#### [What you need to do]
Lines before the one containing "Type out the text in this image." are excluded. Repeat that line and every line after it, exactly.

#### [Dataset]

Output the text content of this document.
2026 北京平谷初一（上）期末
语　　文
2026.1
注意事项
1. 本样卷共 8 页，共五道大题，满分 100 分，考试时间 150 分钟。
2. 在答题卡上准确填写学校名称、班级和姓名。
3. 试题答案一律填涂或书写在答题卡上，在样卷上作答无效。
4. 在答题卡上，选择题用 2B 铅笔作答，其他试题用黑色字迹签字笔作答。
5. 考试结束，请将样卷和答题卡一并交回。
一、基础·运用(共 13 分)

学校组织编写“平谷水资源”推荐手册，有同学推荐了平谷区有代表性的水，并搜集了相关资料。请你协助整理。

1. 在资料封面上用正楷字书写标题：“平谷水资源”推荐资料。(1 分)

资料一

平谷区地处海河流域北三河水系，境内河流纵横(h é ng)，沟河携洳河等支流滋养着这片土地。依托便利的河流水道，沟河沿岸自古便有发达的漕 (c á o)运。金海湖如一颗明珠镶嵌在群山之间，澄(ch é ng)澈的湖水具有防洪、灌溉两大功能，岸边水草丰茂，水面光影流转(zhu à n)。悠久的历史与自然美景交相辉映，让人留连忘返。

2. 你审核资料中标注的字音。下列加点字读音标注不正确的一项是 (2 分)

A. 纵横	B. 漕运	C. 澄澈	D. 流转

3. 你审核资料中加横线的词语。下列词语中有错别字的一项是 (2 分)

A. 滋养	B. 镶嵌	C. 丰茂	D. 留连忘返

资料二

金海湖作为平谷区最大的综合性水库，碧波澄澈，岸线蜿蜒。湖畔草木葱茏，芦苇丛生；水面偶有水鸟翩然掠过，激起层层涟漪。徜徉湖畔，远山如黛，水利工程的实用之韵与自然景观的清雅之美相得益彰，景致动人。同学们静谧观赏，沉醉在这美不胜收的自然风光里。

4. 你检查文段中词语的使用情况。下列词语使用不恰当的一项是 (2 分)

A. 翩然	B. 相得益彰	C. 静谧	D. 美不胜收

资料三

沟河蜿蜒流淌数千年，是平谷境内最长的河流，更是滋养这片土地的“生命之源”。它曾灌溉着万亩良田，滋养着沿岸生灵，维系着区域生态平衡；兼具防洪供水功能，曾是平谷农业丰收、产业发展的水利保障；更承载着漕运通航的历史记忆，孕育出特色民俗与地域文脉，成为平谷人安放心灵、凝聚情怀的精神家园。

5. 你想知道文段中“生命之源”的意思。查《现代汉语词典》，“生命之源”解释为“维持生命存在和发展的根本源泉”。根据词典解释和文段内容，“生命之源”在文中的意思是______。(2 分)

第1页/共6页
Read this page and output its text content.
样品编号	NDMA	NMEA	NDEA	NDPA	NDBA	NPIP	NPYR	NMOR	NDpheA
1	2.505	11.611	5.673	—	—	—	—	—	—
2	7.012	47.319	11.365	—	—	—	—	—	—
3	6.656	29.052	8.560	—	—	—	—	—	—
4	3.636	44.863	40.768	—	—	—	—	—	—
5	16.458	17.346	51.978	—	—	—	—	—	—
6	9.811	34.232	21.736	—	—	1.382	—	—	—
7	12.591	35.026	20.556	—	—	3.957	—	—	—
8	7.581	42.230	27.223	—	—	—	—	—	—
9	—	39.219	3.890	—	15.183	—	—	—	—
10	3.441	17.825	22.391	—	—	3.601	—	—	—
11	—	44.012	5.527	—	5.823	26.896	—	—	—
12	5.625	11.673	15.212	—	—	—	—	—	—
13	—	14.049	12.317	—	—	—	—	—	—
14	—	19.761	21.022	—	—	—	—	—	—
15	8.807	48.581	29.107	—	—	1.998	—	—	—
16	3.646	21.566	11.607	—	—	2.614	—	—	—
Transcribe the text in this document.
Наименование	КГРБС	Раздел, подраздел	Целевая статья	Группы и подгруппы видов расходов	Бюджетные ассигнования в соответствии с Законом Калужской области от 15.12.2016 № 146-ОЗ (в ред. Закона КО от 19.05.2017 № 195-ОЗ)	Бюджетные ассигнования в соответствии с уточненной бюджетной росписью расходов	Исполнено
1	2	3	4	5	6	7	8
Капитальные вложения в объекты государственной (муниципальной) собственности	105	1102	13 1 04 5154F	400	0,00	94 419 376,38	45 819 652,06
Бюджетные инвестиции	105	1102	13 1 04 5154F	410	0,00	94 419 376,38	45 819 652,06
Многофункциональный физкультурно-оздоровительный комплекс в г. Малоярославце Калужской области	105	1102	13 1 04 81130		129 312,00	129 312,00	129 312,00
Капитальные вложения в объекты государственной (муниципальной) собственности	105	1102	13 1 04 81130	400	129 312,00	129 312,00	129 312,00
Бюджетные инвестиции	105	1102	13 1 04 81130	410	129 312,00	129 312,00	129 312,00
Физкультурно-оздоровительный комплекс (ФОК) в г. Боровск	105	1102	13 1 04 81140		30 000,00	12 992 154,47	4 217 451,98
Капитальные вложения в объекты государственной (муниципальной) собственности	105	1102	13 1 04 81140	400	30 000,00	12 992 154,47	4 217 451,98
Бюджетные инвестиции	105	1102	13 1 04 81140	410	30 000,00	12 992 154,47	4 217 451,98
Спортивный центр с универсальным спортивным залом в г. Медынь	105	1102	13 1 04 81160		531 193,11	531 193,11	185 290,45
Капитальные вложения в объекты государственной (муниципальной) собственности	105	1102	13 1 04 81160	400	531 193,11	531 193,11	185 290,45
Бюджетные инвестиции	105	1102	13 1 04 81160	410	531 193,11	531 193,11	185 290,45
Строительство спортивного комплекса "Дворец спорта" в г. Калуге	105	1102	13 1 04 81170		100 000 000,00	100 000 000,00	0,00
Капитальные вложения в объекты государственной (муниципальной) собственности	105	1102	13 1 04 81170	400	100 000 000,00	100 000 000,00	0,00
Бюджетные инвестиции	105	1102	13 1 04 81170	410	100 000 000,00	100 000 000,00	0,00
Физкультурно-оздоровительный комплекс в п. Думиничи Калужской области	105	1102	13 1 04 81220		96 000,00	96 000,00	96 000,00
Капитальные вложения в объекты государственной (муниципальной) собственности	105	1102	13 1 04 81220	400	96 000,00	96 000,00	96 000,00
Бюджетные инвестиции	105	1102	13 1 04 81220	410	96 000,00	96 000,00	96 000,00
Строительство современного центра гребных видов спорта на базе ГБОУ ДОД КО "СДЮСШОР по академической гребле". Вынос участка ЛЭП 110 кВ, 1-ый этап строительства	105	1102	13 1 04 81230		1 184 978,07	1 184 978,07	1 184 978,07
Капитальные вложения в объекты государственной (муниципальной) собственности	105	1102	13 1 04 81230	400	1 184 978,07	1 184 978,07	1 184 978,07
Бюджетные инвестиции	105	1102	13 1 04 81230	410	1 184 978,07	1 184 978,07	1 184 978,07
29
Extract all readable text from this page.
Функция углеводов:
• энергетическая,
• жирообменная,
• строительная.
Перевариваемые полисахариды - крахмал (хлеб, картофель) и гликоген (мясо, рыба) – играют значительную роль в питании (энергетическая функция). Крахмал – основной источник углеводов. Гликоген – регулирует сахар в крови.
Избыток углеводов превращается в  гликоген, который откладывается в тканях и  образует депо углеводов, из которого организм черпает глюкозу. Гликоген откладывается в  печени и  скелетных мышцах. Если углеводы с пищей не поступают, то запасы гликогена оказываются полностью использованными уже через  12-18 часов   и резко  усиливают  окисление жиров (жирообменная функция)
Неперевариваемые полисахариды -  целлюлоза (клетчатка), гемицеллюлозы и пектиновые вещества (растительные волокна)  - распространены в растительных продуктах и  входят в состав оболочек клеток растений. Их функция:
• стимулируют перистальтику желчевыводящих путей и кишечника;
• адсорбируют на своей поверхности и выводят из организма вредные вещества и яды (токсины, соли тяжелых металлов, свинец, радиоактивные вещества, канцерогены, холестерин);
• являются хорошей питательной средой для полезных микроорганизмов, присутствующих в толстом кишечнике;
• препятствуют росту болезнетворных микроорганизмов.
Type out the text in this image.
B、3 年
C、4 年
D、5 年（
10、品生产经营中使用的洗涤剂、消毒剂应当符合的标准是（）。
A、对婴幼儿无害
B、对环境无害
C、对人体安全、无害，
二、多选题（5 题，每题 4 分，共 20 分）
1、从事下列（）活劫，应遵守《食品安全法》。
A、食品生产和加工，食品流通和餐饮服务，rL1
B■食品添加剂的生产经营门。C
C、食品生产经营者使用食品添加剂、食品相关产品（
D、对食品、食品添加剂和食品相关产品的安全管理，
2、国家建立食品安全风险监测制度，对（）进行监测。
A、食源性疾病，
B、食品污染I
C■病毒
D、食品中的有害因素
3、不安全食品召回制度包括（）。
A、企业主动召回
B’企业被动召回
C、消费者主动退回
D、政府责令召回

#### [Result of the exercise]
Type out the text in this image.
B、3 年
C、4 年
D、5 年（
10、品生产经营中使用的洗涤剂、消毒剂应当符合的标准是（）。
A、对婴幼儿无害
B、对环境无害
C、对人体安全、无害，
二、多选题（5 题，每题 4 分，共 20 分）
1、从事下列（）活劫，应遵守《食品安全法》。
A、食品生产和加工，食品流通和餐饮服务，rL1
B■食品添加剂的生产经营门。C
C、食品生产经营者使用食品添加剂、食品相关产品（
D、对食品、食品添加剂和食品相关产品的安全管理，
2、国家建立食品安全风险监测制度，对（）进行监测。
A、食源性疾病，
B、食品污染I
C■病毒
D、食品中的有害因素
3、不安全食品召回制度包括（）。
A、企业主动召回
B’企业被动召回
C、消费者主动退回
D、政府责令召回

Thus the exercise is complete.